** BEGIN **

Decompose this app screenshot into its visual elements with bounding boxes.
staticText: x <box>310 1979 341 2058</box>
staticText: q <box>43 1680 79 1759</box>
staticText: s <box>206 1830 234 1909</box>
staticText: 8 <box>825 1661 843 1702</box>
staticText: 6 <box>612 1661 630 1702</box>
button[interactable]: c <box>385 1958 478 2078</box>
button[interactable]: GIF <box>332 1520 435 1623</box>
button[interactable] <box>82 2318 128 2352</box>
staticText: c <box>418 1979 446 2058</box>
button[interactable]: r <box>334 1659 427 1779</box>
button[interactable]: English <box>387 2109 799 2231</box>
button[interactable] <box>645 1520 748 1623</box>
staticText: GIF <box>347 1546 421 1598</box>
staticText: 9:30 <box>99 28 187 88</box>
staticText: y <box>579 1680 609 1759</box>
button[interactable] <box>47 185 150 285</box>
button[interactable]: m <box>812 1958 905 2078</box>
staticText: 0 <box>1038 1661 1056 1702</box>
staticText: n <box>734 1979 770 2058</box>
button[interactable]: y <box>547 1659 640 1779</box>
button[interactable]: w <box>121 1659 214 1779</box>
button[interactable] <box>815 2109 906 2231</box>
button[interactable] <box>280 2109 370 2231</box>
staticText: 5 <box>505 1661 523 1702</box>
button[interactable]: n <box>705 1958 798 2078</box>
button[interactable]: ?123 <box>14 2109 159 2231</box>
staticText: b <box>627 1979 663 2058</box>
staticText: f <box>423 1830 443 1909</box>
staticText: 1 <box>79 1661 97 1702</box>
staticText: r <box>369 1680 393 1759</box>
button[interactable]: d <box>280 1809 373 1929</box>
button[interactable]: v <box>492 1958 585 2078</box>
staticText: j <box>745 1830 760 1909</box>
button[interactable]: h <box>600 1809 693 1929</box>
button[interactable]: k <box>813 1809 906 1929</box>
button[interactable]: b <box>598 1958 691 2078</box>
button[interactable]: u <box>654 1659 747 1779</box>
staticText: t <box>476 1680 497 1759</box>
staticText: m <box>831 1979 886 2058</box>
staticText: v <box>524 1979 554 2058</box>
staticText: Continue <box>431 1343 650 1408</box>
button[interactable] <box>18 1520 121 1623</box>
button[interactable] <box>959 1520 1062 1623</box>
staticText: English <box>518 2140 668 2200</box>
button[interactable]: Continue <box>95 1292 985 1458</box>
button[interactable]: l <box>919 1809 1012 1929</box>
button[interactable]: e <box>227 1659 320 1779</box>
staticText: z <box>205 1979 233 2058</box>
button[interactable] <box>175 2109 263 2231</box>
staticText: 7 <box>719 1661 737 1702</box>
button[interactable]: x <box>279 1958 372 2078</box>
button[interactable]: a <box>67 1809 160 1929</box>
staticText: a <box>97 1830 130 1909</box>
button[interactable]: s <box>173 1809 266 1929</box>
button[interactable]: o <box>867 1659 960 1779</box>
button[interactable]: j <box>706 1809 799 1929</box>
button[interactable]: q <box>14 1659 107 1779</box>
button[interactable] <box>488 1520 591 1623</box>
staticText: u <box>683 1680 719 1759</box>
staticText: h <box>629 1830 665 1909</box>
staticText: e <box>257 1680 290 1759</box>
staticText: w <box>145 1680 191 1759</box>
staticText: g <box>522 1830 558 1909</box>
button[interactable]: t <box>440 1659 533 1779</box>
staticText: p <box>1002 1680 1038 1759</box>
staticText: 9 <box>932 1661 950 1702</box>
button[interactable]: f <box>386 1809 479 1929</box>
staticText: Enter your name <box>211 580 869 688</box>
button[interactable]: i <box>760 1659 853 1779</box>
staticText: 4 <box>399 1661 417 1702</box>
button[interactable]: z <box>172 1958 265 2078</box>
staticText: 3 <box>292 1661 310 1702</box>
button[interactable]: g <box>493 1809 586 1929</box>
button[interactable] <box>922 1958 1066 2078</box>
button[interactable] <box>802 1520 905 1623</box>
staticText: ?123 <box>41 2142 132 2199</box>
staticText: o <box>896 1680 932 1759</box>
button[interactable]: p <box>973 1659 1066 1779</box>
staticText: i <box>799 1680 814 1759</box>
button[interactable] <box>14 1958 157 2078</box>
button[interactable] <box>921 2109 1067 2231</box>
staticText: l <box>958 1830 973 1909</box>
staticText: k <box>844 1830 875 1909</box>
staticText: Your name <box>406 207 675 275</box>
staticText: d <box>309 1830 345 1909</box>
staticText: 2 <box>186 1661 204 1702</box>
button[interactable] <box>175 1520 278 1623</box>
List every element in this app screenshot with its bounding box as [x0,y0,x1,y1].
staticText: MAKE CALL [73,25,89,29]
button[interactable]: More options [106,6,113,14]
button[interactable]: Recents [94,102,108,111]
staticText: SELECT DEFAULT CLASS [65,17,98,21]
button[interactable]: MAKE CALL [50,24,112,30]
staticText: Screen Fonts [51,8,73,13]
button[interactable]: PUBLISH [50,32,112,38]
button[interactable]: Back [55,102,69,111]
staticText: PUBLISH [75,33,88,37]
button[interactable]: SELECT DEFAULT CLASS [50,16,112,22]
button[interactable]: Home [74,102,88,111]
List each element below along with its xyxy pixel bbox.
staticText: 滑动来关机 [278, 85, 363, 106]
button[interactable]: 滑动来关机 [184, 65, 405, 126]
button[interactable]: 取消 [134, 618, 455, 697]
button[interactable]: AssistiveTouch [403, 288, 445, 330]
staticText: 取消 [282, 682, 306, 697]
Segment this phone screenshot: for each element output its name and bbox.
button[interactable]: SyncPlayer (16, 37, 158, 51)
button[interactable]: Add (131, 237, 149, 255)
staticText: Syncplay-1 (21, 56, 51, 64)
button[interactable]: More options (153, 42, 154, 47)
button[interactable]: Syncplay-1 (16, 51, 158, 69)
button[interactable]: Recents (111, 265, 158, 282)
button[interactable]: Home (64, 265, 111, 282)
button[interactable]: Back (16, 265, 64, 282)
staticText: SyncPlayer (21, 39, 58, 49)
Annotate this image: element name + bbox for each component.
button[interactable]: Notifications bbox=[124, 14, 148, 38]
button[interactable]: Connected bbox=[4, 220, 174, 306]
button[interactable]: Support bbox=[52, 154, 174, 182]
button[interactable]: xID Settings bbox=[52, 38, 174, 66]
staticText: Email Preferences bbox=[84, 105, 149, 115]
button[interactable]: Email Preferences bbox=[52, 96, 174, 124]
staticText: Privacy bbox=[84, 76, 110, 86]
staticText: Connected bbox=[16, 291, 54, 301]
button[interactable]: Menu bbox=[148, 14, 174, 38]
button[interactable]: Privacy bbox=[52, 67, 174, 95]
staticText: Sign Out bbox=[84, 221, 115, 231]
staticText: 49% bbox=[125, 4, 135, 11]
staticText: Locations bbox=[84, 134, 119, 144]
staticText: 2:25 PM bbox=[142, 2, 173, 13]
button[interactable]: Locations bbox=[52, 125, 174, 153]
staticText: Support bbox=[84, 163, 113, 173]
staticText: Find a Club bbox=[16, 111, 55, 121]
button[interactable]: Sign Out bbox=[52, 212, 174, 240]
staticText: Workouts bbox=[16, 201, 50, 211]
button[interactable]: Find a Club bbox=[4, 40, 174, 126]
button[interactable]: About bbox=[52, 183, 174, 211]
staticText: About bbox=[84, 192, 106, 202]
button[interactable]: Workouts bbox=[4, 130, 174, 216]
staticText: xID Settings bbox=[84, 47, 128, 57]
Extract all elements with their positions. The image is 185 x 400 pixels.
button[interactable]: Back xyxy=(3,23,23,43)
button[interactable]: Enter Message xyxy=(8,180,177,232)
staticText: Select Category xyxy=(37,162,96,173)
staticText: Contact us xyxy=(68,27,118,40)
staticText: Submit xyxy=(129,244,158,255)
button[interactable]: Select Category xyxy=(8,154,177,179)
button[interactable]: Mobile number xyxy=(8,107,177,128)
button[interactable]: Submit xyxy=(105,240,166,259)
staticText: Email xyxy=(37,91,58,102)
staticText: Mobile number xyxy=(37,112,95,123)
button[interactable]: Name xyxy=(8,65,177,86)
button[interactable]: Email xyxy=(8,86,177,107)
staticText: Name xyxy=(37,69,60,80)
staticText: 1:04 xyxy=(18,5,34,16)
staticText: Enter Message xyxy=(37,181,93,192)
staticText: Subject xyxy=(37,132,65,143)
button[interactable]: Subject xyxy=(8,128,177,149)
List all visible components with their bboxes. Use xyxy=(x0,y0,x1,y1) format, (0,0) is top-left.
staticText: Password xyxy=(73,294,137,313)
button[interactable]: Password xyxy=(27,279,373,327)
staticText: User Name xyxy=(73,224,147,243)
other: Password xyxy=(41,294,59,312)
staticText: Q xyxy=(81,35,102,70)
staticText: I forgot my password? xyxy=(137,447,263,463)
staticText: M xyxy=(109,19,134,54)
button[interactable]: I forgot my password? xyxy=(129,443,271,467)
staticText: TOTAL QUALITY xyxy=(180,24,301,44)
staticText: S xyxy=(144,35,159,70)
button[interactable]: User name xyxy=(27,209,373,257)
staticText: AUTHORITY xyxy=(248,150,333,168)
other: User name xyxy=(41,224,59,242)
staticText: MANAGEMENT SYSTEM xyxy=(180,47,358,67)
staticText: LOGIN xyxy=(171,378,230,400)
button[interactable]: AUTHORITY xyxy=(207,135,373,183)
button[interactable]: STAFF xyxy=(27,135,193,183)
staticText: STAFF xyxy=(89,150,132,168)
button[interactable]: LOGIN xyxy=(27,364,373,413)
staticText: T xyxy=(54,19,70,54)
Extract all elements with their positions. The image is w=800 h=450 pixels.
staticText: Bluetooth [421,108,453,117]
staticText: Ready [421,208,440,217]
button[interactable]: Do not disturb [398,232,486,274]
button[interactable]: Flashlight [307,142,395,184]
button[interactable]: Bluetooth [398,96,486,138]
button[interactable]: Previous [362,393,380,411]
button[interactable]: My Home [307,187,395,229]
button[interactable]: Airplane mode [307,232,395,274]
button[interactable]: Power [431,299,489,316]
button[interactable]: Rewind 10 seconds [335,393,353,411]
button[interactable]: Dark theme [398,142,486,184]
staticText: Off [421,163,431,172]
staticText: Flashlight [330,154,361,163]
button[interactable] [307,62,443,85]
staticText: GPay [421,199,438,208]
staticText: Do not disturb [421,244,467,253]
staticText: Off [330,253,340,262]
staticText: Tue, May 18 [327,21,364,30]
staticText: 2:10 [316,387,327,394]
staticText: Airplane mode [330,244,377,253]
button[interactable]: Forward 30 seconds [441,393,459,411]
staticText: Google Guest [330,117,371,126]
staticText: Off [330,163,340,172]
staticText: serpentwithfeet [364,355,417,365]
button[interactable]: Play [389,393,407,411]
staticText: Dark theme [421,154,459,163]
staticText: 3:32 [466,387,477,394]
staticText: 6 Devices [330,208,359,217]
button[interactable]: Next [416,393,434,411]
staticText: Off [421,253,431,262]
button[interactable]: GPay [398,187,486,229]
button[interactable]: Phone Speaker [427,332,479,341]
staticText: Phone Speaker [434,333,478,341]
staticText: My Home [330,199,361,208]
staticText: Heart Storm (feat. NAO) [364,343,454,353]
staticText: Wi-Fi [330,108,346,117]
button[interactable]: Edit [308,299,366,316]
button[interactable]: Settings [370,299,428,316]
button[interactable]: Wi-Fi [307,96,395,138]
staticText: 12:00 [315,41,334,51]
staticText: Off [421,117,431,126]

** END **

■ **TASK BRIEF**
Write out the lines from the beginning through the one containing "staticText: n <box>734 1979 770 2058</box>" as a numbered list, skipping any blank lines.

■ **ANSWER BELOW**
1. Decompose this app screenshot into its visual elements with bounding boxes.
2. staticText: x <box>310 1979 341 2058</box>
3. staticText: q <box>43 1680 79 1759</box>
4. staticText: s <box>206 1830 234 1909</box>
5. staticText: 8 <box>825 1661 843 1702</box>
6. staticText: 6 <box>612 1661 630 1702</box>
7. button[interactable]: c <box>385 1958 478 2078</box>
8. button[interactable]: GIF <box>332 1520 435 1623</box>
9. button[interactable] <box>82 2318 128 2352</box>
10. staticText: c <box>418 1979 446 2058</box>
11. button[interactable]: r <box>334 1659 427 1779</box>
12. button[interactable]: English <box>387 2109 799 2231</box>
13. button[interactable] <box>645 1520 748 1623</box>
14. staticText: GIF <box>347 1546 421 1598</box>
15. staticText: 9:30 <box>99 28 187 88</box>
16. staticText: y <box>579 1680 609 1759</box>
17. button[interactable] <box>47 185 150 285</box>
18. button[interactable]: m <box>812 1958 905 2078</box>
19. staticText: 0 <box>1038 1661 1056 1702</box>
20. staticText: n <box>734 1979 770 2058</box>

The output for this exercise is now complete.